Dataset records
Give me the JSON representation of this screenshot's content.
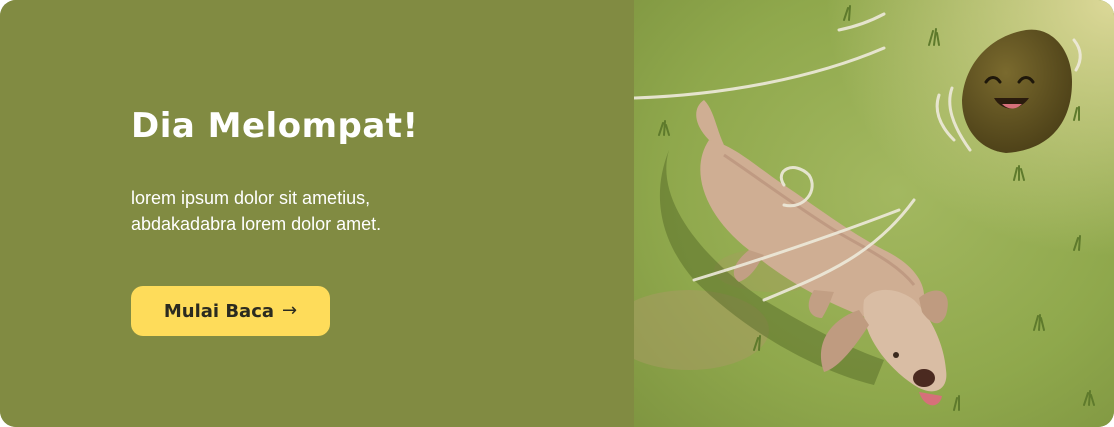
{
  "banner": {
    "title": "Dia Melompat!",
    "description": "lorem ipsum dolor sit ametius, abdakadabra lorem dolor amet.",
    "cta_label": "Mulai Baca",
    "cta_icon": "arrow-right-icon"
  },
  "colors": {
    "panel_background": "#818b42",
    "button_background": "#fedc5a",
    "text_light": "#ffffff",
    "text_dark": "#2b2b20",
    "grass": "#8fa84c",
    "dog": "#cfae93",
    "ball": "#5f5222"
  }
}
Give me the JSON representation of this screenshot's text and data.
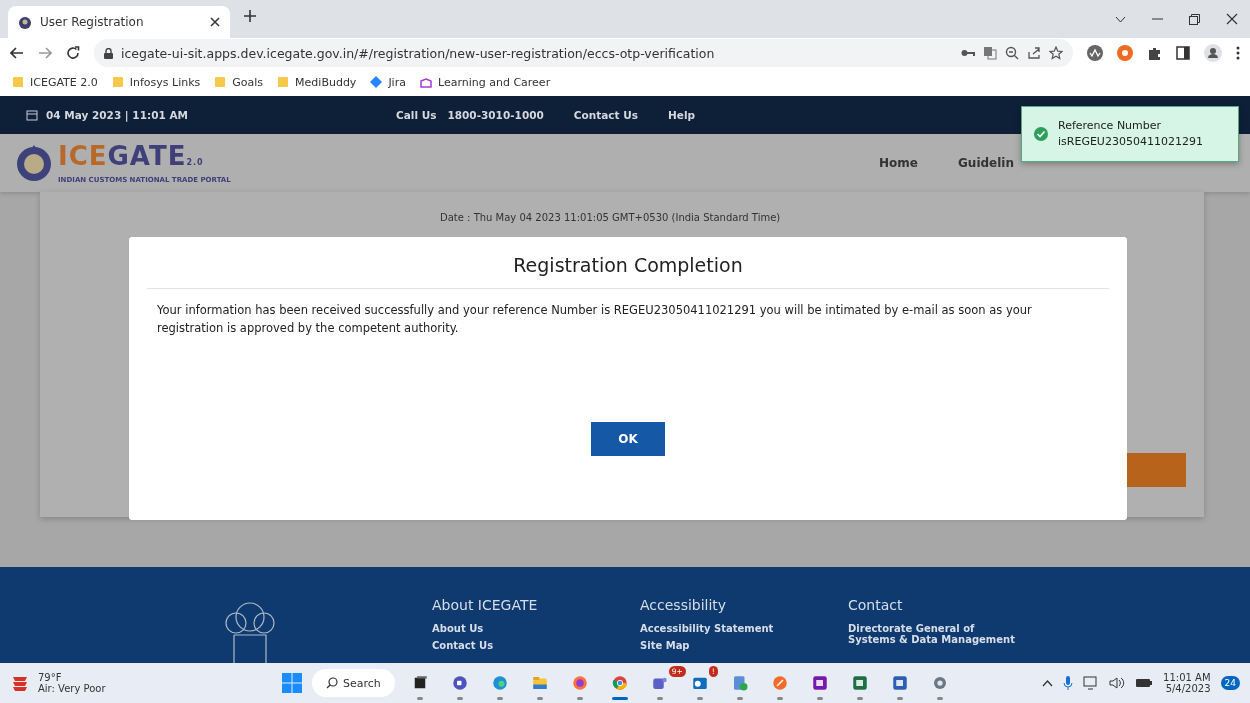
{
  "browser": {
    "tab": {
      "title": "User Registration",
      "selected": true
    },
    "url": "icegate-ui-sit.apps.dev.icegate.gov.in/#/registration/new-user-registration/eccs-otp-verification",
    "bookmarks": [
      {
        "label": "ICEGATE 2.0",
        "kind": "folder"
      },
      {
        "label": "Infosys Links",
        "kind": "folder"
      },
      {
        "label": "Goals",
        "kind": "folder"
      },
      {
        "label": "MediBuddy",
        "kind": "folder"
      },
      {
        "label": "Jira",
        "kind": "jira"
      },
      {
        "label": "Learning and Career",
        "kind": "learning"
      }
    ]
  },
  "site": {
    "date_time": "04 May 2023 | 11:01 AM",
    "call_label": "Call Us",
    "phone": "1800-3010-1000",
    "top_links": [
      "Contact Us",
      "Help"
    ],
    "logo": {
      "first": "ICE",
      "second": "GATE",
      "version": "2.0",
      "tagline": "INDIAN CUSTOMS NATIONAL TRADE PORTAL"
    },
    "nav": [
      "Home",
      "Guidelin"
    ],
    "date_line": "Date : Thu May 04 2023 11:01:05 GMT+0530 (India Standard Time)",
    "footer": [
      {
        "heading": "About ICEGATE",
        "links": [
          "About Us",
          "Contact Us"
        ]
      },
      {
        "heading": "Accessibility",
        "links": [
          "Accessibility Statement",
          "Site Map"
        ]
      },
      {
        "heading": "Contact",
        "links": [
          "Directorate General of Systems & Data Management"
        ]
      }
    ]
  },
  "toast": {
    "title": "Reference Number",
    "message": "isREGEU23050411021291"
  },
  "modal": {
    "title": "Registration Completion",
    "message": "Your information has been received successfully and your reference Number is REGEU23050411021291 you will be intimated by e-mail as soon as your registration is approved by the competent authority.",
    "button": "OK"
  },
  "taskbar": {
    "temperature": "79°F",
    "air": "Air: Very Poor",
    "search": "Search",
    "apps": [
      {
        "kind": "taskview",
        "active": false
      },
      {
        "kind": "meet",
        "active": false
      },
      {
        "kind": "edge",
        "active": false
      },
      {
        "kind": "files",
        "active": false
      },
      {
        "kind": "firefox",
        "active": false
      },
      {
        "kind": "chrome",
        "active": true
      },
      {
        "kind": "teams",
        "active": false,
        "badge": "9+"
      },
      {
        "kind": "outlook",
        "active": false,
        "badge": "!"
      },
      {
        "kind": "project",
        "active": false
      },
      {
        "kind": "compass",
        "active": false
      },
      {
        "kind": "onenote",
        "active": false
      },
      {
        "kind": "excel",
        "active": false
      },
      {
        "kind": "word",
        "active": false
      },
      {
        "kind": "settings",
        "active": false
      }
    ],
    "time": "11:01 AM",
    "date": "5/4/2023",
    "notifications": "24"
  }
}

**Work instructions:** Reproduce every record word for word. The copy must contain no pictures.

**Completed exercise:**
Give me the JSON representation of this screenshot's content.
{
  "banner": {
    "title": "Dia Melompat!",
    "description": "lorem ipsum dolor sit ametius, abdakadabra lorem dolor amet.",
    "cta_label": "Mulai Baca",
    "cta_icon": "arrow-right-icon"
  },
  "colors": {
    "panel_background": "#818b42",
    "button_background": "#fedc5a",
    "text_light": "#ffffff",
    "text_dark": "#2b2b20",
    "grass": "#8fa84c",
    "dog": "#cfae93",
    "ball": "#5f5222"
  }
}
Give me the JSON representation of this screenshot's text and data.
{
  "browser": {
    "tab": {
      "title": "User Registration",
      "selected": true
    },
    "url": "icegate-ui-sit.apps.dev.icegate.gov.in/#/registration/new-user-registration/eccs-otp-verification",
    "bookmarks": [
      {
        "label": "ICEGATE 2.0",
        "kind": "folder"
      },
      {
        "label": "Infosys Links",
        "kind": "folder"
      },
      {
        "label": "Goals",
        "kind": "folder"
      },
      {
        "label": "MediBuddy",
        "kind": "folder"
      },
      {
        "label": "Jira",
        "kind": "jira"
      },
      {
        "label": "Learning and Career",
        "kind": "learning"
      }
    ]
  },
  "site": {
    "date_time": "04 May 2023 | 11:01 AM",
    "call_label": "Call Us",
    "phone": "1800-3010-1000",
    "top_links": [
      "Contact Us",
      "Help"
    ],
    "logo": {
      "first": "ICE",
      "second": "GATE",
      "version": "2.0",
      "tagline": "INDIAN CUSTOMS NATIONAL TRADE PORTAL"
    },
    "nav": [
      "Home",
      "Guidelin"
    ],
    "date_line": "Date : Thu May 04 2023 11:01:05 GMT+0530 (India Standard Time)",
    "footer": [
      {
        "heading": "About ICEGATE",
        "links": [
          "About Us",
          "Contact Us"
        ]
      },
      {
        "heading": "Accessibility",
        "links": [
          "Accessibility Statement",
          "Site Map"
        ]
      },
      {
        "heading": "Contact",
        "links": [
          "Directorate General of Systems & Data Management"
        ]
      }
    ]
  },
  "toast": {
    "title": "Reference Number",
    "message": "isREGEU23050411021291"
  },
  "modal": {
    "title": "Registration Completion",
    "message": "Your information has been received successfully and your reference Number is REGEU23050411021291 you will be intimated by e-mail as soon as your registration is approved by the competent authority.",
    "button": "OK"
  },
  "taskbar": {
    "temperature": "79°F",
    "air": "Air: Very Poor",
    "search": "Search",
    "apps": [
      {
        "kind": "taskview",
        "active": false
      },
      {
        "kind": "meet",
        "active": false
      },
      {
        "kind": "edge",
        "active": false
      },
      {
        "kind": "files",
        "active": false
      },
      {
        "kind": "firefox",
        "active": false
      },
      {
        "kind": "chrome",
        "active": true
      },
      {
        "kind": "teams",
        "active": false,
        "badge": "9+"
      },
      {
        "kind": "outlook",
        "active": false,
        "badge": "!"
      },
      {
        "kind": "project",
        "active": false
      },
      {
        "kind": "compass",
        "active": false
      },
      {
        "kind": "onenote",
        "active": false
      },
      {
        "kind": "excel",
        "active": false
      },
      {
        "kind": "word",
        "active": false
      },
      {
        "kind": "settings",
        "active": false
      }
    ],
    "time": "11:01 AM",
    "date": "5/4/2023",
    "notifications": "24"
  }
}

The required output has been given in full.